--- Start Entries supplied ---
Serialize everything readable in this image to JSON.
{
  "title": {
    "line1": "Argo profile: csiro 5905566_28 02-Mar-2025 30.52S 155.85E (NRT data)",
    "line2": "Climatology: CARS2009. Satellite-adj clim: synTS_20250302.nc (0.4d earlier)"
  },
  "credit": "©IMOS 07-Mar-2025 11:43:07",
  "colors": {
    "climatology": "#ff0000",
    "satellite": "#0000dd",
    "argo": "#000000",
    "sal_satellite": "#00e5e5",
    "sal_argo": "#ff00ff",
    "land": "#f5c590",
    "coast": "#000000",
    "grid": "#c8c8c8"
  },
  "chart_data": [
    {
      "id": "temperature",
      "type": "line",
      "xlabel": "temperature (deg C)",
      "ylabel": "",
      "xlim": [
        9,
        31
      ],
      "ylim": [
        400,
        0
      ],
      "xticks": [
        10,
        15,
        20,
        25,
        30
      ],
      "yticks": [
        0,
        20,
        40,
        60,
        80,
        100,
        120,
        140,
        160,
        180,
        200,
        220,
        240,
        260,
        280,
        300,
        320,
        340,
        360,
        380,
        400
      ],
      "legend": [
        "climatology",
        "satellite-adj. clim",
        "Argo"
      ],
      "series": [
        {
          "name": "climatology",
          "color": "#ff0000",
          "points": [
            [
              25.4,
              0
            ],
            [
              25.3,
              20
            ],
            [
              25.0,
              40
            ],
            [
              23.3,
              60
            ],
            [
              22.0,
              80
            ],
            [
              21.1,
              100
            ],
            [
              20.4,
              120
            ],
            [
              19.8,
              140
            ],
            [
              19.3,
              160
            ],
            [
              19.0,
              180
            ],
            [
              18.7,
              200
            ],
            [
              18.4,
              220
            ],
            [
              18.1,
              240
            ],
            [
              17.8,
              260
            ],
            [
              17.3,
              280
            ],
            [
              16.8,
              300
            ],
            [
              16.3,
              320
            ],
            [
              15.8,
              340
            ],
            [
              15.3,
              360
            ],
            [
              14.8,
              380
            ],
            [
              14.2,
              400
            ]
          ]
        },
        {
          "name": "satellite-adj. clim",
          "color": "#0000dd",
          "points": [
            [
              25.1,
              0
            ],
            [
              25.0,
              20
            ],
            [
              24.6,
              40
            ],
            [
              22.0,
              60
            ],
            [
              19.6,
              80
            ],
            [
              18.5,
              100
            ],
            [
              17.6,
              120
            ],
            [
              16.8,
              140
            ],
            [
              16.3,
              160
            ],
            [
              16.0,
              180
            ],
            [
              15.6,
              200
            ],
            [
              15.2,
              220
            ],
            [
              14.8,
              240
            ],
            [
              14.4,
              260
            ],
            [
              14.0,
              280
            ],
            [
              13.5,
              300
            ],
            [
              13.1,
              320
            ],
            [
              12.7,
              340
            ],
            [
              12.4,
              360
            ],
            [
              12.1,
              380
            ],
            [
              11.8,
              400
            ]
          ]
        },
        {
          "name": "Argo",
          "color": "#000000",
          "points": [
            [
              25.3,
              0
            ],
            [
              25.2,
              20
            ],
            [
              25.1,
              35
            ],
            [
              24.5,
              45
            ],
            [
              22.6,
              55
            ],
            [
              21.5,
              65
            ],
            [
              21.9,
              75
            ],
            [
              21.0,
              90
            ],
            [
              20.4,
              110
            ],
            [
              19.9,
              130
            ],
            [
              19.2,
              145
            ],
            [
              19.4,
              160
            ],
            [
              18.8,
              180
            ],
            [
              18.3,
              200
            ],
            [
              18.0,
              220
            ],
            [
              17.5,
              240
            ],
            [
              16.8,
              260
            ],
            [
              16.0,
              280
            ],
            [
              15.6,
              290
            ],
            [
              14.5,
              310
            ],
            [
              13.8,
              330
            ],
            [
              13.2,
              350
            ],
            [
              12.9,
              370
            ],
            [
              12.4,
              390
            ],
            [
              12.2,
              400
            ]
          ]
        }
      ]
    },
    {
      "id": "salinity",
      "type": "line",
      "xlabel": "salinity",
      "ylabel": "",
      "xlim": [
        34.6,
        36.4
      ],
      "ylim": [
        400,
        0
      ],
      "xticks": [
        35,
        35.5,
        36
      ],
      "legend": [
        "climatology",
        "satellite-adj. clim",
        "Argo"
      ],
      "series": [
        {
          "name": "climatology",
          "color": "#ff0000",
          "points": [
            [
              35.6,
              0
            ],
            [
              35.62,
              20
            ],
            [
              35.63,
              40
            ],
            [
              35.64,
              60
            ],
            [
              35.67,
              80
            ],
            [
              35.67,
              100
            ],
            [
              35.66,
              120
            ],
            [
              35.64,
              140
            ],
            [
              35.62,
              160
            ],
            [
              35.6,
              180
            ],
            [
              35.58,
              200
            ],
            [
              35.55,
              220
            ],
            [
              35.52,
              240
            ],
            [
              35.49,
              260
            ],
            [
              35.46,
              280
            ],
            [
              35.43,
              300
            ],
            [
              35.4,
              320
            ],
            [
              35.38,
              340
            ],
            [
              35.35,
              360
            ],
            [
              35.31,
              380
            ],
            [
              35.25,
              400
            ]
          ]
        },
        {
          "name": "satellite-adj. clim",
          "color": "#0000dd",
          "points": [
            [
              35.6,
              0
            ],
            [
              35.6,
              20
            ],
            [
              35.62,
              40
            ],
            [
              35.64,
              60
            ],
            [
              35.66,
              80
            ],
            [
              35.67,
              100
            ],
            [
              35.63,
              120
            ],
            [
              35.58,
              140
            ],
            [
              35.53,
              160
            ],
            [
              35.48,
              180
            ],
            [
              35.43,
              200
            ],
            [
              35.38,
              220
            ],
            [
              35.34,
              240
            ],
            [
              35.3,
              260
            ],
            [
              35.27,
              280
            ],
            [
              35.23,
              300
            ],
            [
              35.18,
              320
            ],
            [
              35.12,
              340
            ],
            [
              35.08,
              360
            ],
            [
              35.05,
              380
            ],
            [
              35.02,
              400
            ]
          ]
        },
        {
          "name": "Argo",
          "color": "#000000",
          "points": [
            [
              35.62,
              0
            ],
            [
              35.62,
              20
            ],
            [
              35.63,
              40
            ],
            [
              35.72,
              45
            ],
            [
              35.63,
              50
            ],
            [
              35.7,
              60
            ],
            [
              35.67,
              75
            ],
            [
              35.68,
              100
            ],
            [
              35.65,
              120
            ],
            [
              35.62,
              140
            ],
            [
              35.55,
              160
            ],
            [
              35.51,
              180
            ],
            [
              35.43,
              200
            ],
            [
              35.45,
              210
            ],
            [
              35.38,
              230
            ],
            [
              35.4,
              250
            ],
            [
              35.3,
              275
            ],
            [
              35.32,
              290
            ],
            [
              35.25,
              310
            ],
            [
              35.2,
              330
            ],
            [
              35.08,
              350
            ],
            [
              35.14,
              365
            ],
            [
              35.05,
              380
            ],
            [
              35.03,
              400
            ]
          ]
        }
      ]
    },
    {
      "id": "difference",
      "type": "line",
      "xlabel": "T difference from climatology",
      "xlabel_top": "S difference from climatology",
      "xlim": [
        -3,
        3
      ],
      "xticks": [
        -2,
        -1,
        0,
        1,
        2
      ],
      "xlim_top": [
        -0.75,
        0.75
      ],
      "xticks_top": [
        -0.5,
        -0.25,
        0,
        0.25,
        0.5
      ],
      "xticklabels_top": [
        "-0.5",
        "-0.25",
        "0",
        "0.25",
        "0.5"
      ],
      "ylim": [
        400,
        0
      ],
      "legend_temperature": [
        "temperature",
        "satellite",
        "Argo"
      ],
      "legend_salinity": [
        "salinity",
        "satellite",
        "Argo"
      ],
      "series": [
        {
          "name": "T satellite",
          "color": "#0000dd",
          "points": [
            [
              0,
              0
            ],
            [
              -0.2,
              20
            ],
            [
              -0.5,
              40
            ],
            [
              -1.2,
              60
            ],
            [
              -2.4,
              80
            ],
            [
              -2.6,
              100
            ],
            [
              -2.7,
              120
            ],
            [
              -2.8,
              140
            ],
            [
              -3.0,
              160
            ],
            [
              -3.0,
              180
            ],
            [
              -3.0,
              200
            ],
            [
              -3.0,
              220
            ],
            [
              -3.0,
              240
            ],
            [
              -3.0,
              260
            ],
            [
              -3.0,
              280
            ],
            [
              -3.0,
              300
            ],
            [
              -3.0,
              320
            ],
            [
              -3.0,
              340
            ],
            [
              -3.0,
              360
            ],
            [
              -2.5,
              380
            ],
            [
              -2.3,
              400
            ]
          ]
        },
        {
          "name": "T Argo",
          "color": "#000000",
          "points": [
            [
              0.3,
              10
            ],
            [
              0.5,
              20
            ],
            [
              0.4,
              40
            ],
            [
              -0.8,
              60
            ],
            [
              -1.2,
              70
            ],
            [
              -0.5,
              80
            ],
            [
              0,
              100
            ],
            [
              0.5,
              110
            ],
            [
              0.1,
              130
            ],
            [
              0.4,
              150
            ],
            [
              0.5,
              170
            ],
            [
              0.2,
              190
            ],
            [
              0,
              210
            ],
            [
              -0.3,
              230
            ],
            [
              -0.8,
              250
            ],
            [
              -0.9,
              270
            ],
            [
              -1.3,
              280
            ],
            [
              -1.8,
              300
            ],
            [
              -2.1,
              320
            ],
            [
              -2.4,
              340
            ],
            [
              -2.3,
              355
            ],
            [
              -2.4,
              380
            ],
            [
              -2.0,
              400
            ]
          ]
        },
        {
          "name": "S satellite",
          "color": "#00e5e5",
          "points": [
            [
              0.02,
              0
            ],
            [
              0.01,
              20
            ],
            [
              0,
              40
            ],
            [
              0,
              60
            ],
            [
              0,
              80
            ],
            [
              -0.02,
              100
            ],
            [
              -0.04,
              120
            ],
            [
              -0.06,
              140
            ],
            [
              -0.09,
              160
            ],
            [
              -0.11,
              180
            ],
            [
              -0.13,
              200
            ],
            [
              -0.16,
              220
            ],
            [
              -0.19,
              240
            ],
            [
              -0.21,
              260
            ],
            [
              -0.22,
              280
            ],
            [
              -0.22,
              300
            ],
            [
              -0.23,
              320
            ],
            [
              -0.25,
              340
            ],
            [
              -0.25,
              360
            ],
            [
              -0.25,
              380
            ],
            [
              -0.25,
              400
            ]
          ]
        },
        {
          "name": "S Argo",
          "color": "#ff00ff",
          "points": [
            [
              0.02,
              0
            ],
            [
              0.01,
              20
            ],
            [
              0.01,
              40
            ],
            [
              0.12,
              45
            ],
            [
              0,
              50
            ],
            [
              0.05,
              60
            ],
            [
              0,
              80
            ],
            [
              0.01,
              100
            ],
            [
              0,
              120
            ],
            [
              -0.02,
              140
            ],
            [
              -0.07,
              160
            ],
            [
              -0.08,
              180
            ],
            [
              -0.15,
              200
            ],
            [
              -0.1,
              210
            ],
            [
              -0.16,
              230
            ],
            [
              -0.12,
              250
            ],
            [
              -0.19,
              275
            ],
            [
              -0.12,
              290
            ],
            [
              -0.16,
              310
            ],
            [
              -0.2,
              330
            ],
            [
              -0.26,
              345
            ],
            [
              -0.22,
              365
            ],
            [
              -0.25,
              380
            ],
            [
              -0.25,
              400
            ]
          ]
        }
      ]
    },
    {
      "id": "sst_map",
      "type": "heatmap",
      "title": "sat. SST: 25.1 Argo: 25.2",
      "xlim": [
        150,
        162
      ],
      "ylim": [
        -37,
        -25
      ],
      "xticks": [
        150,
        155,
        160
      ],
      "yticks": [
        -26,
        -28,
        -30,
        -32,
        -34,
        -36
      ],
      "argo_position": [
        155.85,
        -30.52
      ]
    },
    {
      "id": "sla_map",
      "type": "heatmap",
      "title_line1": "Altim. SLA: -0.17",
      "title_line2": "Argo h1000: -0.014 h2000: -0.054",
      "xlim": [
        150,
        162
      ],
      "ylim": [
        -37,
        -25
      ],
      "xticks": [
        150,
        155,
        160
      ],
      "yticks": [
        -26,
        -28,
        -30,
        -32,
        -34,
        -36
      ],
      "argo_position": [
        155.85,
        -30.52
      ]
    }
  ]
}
--- End Entries supplied ---
* **Exercise instructions**
Find the word "name" in the data and show each line that holds it.

* **Full solution**
          "name": "climatology",
          "name": "satellite-adj. clim",
          "name": "Argo",
          "name": "climatology",
          "name": "satellite-adj. clim",
          "name": "Argo",
          "name": "T satellite",
          "name": "T Argo",
          "name": "S satellite",
          "name": "S Argo",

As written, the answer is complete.